* _REQUIRED WORK_:
All of the listing below must be repeated word for word. Pictures are the only thing to omit.

* _DATA ROWS_:
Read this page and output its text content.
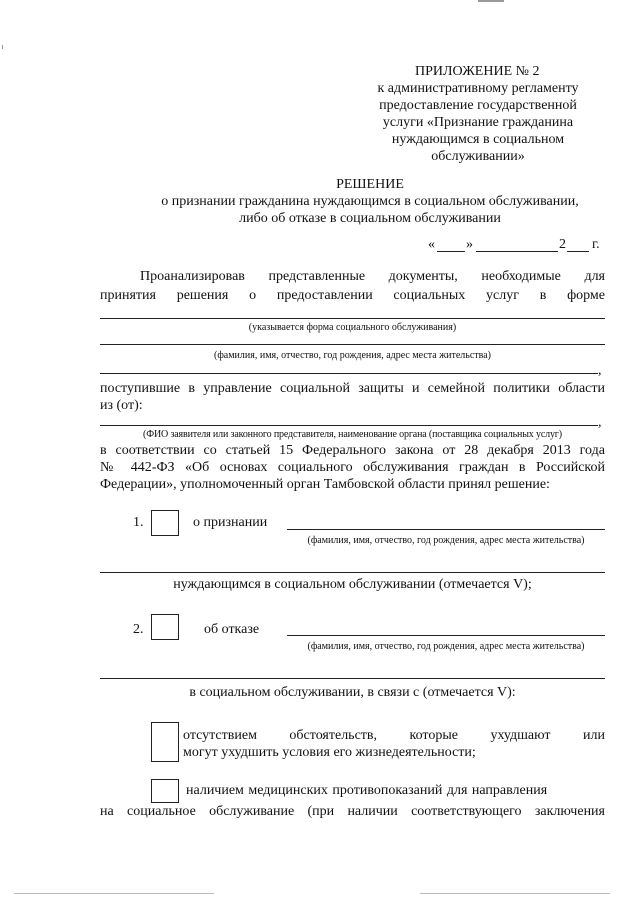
ПРИЛОЖЕНИЕ № 2
к административному регламенту
предоставление государственной
услуги «Признание гражданина
нуждающимся в социальном
обслуживании»
РЕШЕНИЕ
о признании гражданина нуждающимся в социальном обслуживании,
либо об отказе в социальном обслуживании
« »	2 г.
Проанализировав представленные документы, необходимые для
принятия решения о предоставлении социальных услуг в форме
(указывается форма социального обслуживания)
(фамилия, имя, отчество, год рождения, адрес места жительства)
,
поступившие в управление социальной защиты и семейной политики области
из (от):
,
(ФИО заявителя или законного представителя, наименование органа (поставщика социальных услуг)
в соответствии со статьей 15 Федерального закона от 28 декабря 2013 года
№ 442-ФЗ «Об основах социального обслуживания граждан в Российской
Федерации», уполномоченный орган Тамбовской области принял решение:
1.	о признании
(фамилия, имя, отчество, год рождения, адрес места жительства)
нуждающимся в социальном обслуживании (отмечается V);
2.	об отказе
(фамилия, имя, отчество, год рождения, адрес места жительства)
в социальном обслуживании, в связи с (отмечается V):
отсутствием обстоятельств, которые ухудшают или
могут ухудшить условия его жизнедеятельности;
наличием медицинских противопоказаний для направления
на социальное обслуживание (при наличии соответствующего заключения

* _ANSWER BELOW_:
Read this page and output its text content.
ПРИЛОЖЕНИЕ № 2
к административному регламенту
предоставление государственной
услуги «Признание гражданина
нуждающимся в социальном
обслуживании»
РЕШЕНИЕ
о признании гражданина нуждающимся в социальном обслуживании,
либо об отказе в социальном обслуживании
« »	2 г.
Проанализировав представленные документы, необходимые для
принятия решения о предоставлении социальных услуг в форме
(указывается форма социального обслуживания)
(фамилия, имя, отчество, год рождения, адрес места жительства)
,
поступившие в управление социальной защиты и семейной политики области
из (от):
,
(ФИО заявителя или законного представителя, наименование органа (поставщика социальных услуг)
в соответствии со статьей 15 Федерального закона от 28 декабря 2013 года
№ 442-ФЗ «Об основах социального обслуживания граждан в Российской
Федерации», уполномоченный орган Тамбовской области принял решение:
1.	о признании
(фамилия, имя, отчество, год рождения, адрес места жительства)
нуждающимся в социальном обслуживании (отмечается V);
2.	об отказе
(фамилия, имя, отчество, год рождения, адрес места жительства)
в социальном обслуживании, в связи с (отмечается V):
отсутствием обстоятельств, которые ухудшают или
могут ухудшить условия его жизнедеятельности;
наличием медицинских противопоказаний для направления
на социальное обслуживание (при наличии соответствующего заключения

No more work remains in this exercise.